YOUR GOAL = Write out the material exactly, leaving every picture behind.

PROVIDED INFORMATION =
— Start —

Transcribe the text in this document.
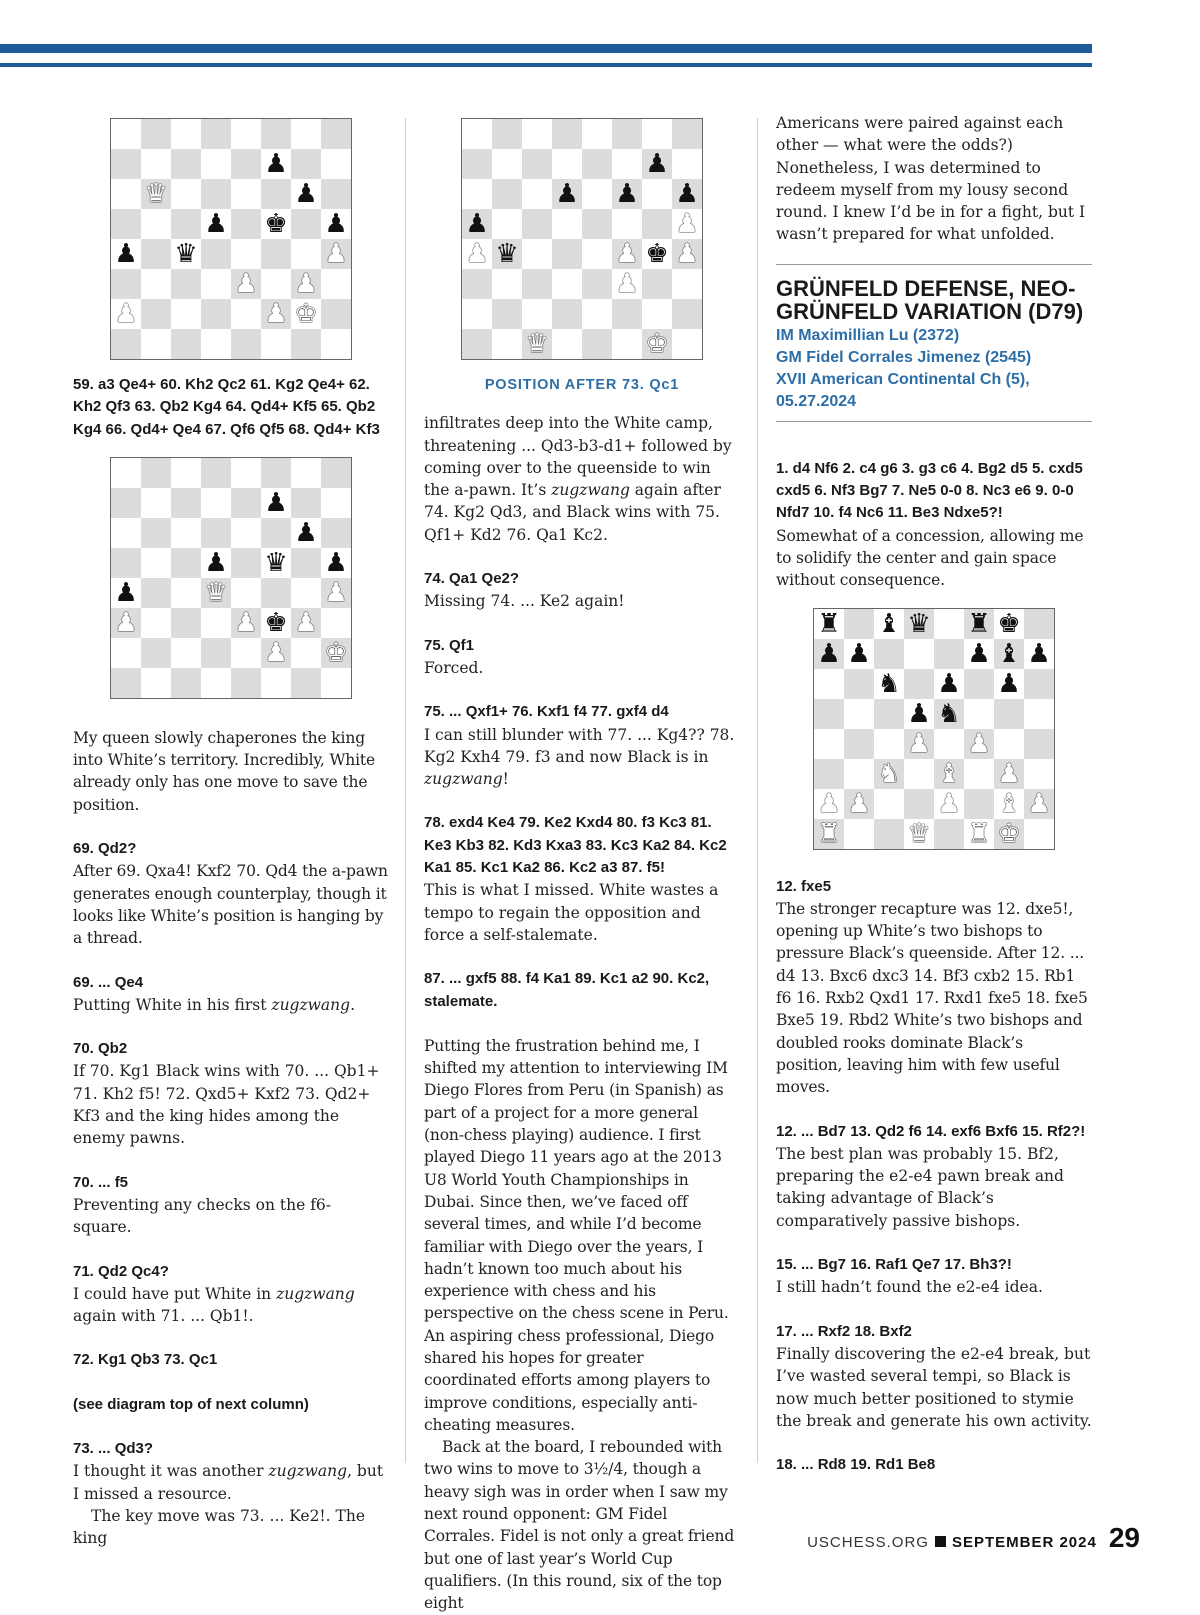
♟
♛	♟
♟ ♚ ♟
♟ ♛	♟
♟ ♟
♟	♟ ♚

59. a3 Qe4+ 60. Kh2 Qc2 61. Kg2 Qe4+ 62. Kh2 Qf3 63. Qb2 Kg4 64. Qd4+ Kf5 65. Qb2 Kg4 66. Qd4+ Qe4 67. Qf6 Qf5 68. Qd4+ Kf3

♟
♟
♟ ♛ ♟
♟	♛	♟
♟	♟ ♚ ♟
♟ ♚

My queen slowly chaperones the king into White’s territory. Incredibly, White already only has one move to save the position.

69. Qd2?

After 69. Qxa4! Kxf2 70. Qd4 the a-pawn generates enough counterplay, though it looks like White’s position is hanging by a thread.

69. ... Qe4

Putting White in his first zugzwang.

70. Qb2

If 70. Kg1 Black wins with 70. ... Qb1+ 71. Kh2 f5! 72. Qxd5+ Kxf2 73. Qd2+ Kf3 and the king hides among the enemy pawns.

70. ... f5

Preventing any checks on the f6-square.

71. Qd2 Qc4?

I could have put White in zugzwang again with 71. ... Qb1!.

72. Kg1 Qb3 73. Qc1

(see diagram top of next column)

73. ... Qd3?

I thought it was another zugzwang, but I missed a resource.

The key move was 73. ... Ke2!. The king

♟
♟ ♟ ♟
♟	♟
♟ ♛	♟ ♚ ♟
♟
♛	♚

POSITION AFTER 73. Qc1

infiltrates deep into the White camp, threatening ... Qd3-b3-d1+ followed by coming over to the queenside to win the a-pawn. It’s zugzwang again after 74. Kg2 Qd3, and Black wins with 75. Qf1+ Kd2 76. Qa1 Kc2.

74. Qa1 Qe2?

Missing 74. ... Ke2 again!

75. Qf1

Forced.

75. ... Qxf1+ 76. Kxf1 f4 77. gxf4 d4

I can still blunder with 77. ... Kg4?? 78. Kg2 Kxh4 79. f3 and now Black is in zugzwang!

78. exd4 Ke4 79. Ke2 Kxd4 80. f3 Kc3 81. Ke3 Kb3 82. Kd3 Kxa3 83. Kc3 Ka2 84. Kc2 Ka1 85. Kc1 Ka2 86. Kc2 a3 87. f5!

This is what I missed. White wastes a tempo to regain the opposition and force a self-stalemate.

87. ... gxf5 88. f4 Ka1 89. Kc1 a2 90. Kc2, stalemate.

Putting the frustration behind me, I shifted my attention to interviewing IM Diego Flores from Peru (in Spanish) as part of a project for a more general (non-chess playing) audience. I first played Diego 11 years ago at the 2013 U8 World Youth Championships in Dubai. Since then, we’ve faced off several times, and while I’d become familiar with Diego over the years, I hadn’t known too much about his experience with chess and his perspective on the chess scene in Peru. An aspiring chess professional, Diego shared his hopes for greater coordinated efforts among players to improve conditions, especially anti-cheating measures.

Back at the board, I rebounded with two wins to move to 3½/4, though a heavy sigh was in order when I saw my next round opponent: GM Fidel Corrales. Fidel is not only a great friend but one of last year’s World Cup qualifiers. (In this round, six of the top eight

Americans were paired against each other — what were the odds?) Nonetheless, I was determined to redeem myself from my lousy second round. I knew I’d be in for a fight, but I wasn’t prepared for what unfolded.

GRÜNFELD DEFENSE, NEO-GRÜNFELD VARIATION (D79)

IM Maximillian Lu (2372)

GM Fidel Corrales Jimenez (2545)

XVII American Continental Ch (5), 05.27.2024

1. d4 Nf6 2. c4 g6 3. g3 c6 4. Bg2 d5 5. cxd5 cxd5 6. Nf3 Bg7 7. Ne5 0-0 8. Nc3 e6 9. 0-0 Nfd7 10. f4 Nc6 11. Be3 Ndxe5?!

Somewhat of a concession, allowing me to solidify the center and gain space without consequence.

♜ ♝ ♛ ♜ ♚
♟ ♟	♟ ♝ ♟
♞ ♟ ♟
♟ ♞
♟ ♟
♞ ♝ ♟
♟ ♟	♟ ♝ ♟
♜	♛ ♜ ♚

12. fxe5

The stronger recapture was 12. dxe5!, opening up White’s two bishops to pressure Black’s queenside. After 12. ... d4 13. Bxc6 dxc3 14. Bf3 cxb2 15. Rb1 f6 16. Rxb2 Qxd1 17. Rxd1 fxe5 18. fxe5 Bxe5 19. Rbd2 White’s two bishops and doubled rooks dominate Black’s position, leaving him with few useful moves.

12. ... Bd7 13. Qd2 f6 14. exf6 Bxf6 15. Rf2?!

The best plan was probably 15. Bf2, preparing the e2-e4 pawn break and taking advantage of Black’s comparatively passive bishops.

15. ... Bg7 16. Raf1 Qe7 17. Bh3?!

I still hadn’t found the e2-e4 idea.

17. ... Rxf2 18. Bxf2

Finally discovering the e2-e4 break, but I’ve wasted several tempi, so Black is now much better positioned to stymie the break and generate his own activity.

18. ... Rd8 19. Rd1 Be8

USCHESS.ORG SEPTEMBER 2024 29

— End —

RESULT OF THIS EXERCISE =
Transcribe the text in this document.
♟
♛	♟
♟ ♚ ♟
♟ ♛	♟
♟ ♟
♟	♟ ♚

59. a3 Qe4+ 60. Kh2 Qc2 61. Kg2 Qe4+ 62. Kh2 Qf3 63. Qb2 Kg4 64. Qd4+ Kf5 65. Qb2 Kg4 66. Qd4+ Qe4 67. Qf6 Qf5 68. Qd4+ Kf3

♟
♟
♟ ♛ ♟
♟	♛	♟
♟	♟ ♚ ♟
♟ ♚

My queen slowly chaperones the king into White’s territory. Incredibly, White already only has one move to save the position.

69. Qd2?

After 69. Qxa4! Kxf2 70. Qd4 the a-pawn generates enough counterplay, though it looks like White’s position is hanging by a thread.

69. ... Qe4

Putting White in his first zugzwang.

70. Qb2

If 70. Kg1 Black wins with 70. ... Qb1+ 71. Kh2 f5! 72. Qxd5+ Kxf2 73. Qd2+ Kf3 and the king hides among the enemy pawns.

70. ... f5

Preventing any checks on the f6-square.

71. Qd2 Qc4?

I could have put White in zugzwang again with 71. ... Qb1!.

72. Kg1 Qb3 73. Qc1

(see diagram top of next column)

73. ... Qd3?

I thought it was another zugzwang, but I missed a resource.

The key move was 73. ... Ke2!. The king

♟
♟ ♟ ♟
♟	♟
♟ ♛	♟ ♚ ♟
♟
♛	♚

POSITION AFTER 73. Qc1

infiltrates deep into the White camp, threatening ... Qd3-b3-d1+ followed by coming over to the queenside to win the a-pawn. It’s zugzwang again after 74. Kg2 Qd3, and Black wins with 75. Qf1+ Kd2 76. Qa1 Kc2.

74. Qa1 Qe2?

Missing 74. ... Ke2 again!

75. Qf1

Forced.

75. ... Qxf1+ 76. Kxf1 f4 77. gxf4 d4

I can still blunder with 77. ... Kg4?? 78. Kg2 Kxh4 79. f3 and now Black is in zugzwang!

78. exd4 Ke4 79. Ke2 Kxd4 80. f3 Kc3 81. Ke3 Kb3 82. Kd3 Kxa3 83. Kc3 Ka2 84. Kc2 Ka1 85. Kc1 Ka2 86. Kc2 a3 87. f5!

This is what I missed. White wastes a tempo to regain the opposition and force a self-stalemate.

87. ... gxf5 88. f4 Ka1 89. Kc1 a2 90. Kc2, stalemate.

Putting the frustration behind me, I shifted my attention to interviewing IM Diego Flores from Peru (in Spanish) as part of a project for a more general (non-chess playing) audience. I first played Diego 11 years ago at the 2013 U8 World Youth Championships in Dubai. Since then, we’ve faced off several times, and while I’d become familiar with Diego over the years, I hadn’t known too much about his experience with chess and his perspective on the chess scene in Peru. An aspiring chess professional, Diego shared his hopes for greater coordinated efforts among players to improve conditions, especially anti-cheating measures.

Back at the board, I rebounded with two wins to move to 3½/4, though a heavy sigh was in order when I saw my next round opponent: GM Fidel Corrales. Fidel is not only a great friend but one of last year’s World Cup qualifiers. (In this round, six of the top eight

Americans were paired against each other — what were the odds?) Nonetheless, I was determined to redeem myself from my lousy second round. I knew I’d be in for a fight, but I wasn’t prepared for what unfolded.

GRÜNFELD DEFENSE, NEO-GRÜNFELD VARIATION (D79)

IM Maximillian Lu (2372)

GM Fidel Corrales Jimenez (2545)

XVII American Continental Ch (5), 05.27.2024

1. d4 Nf6 2. c4 g6 3. g3 c6 4. Bg2 d5 5. cxd5 cxd5 6. Nf3 Bg7 7. Ne5 0-0 8. Nc3 e6 9. 0-0 Nfd7 10. f4 Nc6 11. Be3 Ndxe5?!

Somewhat of a concession, allowing me to solidify the center and gain space without consequence.

♜ ♝ ♛ ♜ ♚
♟ ♟	♟ ♝ ♟
♞ ♟ ♟
♟ ♞
♟ ♟
♞ ♝ ♟
♟ ♟	♟ ♝ ♟
♜	♛ ♜ ♚

12. fxe5

The stronger recapture was 12. dxe5!, opening up White’s two bishops to pressure Black’s queenside. After 12. ... d4 13. Bxc6 dxc3 14. Bf3 cxb2 15. Rb1 f6 16. Rxb2 Qxd1 17. Rxd1 fxe5 18. fxe5 Bxe5 19. Rbd2 White’s two bishops and doubled rooks dominate Black’s position, leaving him with few useful moves.

12. ... Bd7 13. Qd2 f6 14. exf6 Bxf6 15. Rf2?!

The best plan was probably 15. Bf2, preparing the e2-e4 pawn break and taking advantage of Black’s comparatively passive bishops.

15. ... Bg7 16. Raf1 Qe7 17. Bh3?!

I still hadn’t found the e2-e4 idea.

17. ... Rxf2 18. Bxf2

Finally discovering the e2-e4 break, but I’ve wasted several tempi, so Black is now much better positioned to stymie the break and generate his own activity.

18. ... Rd8 19. Rd1 Be8

USCHESS.ORG SEPTEMBER 2024 29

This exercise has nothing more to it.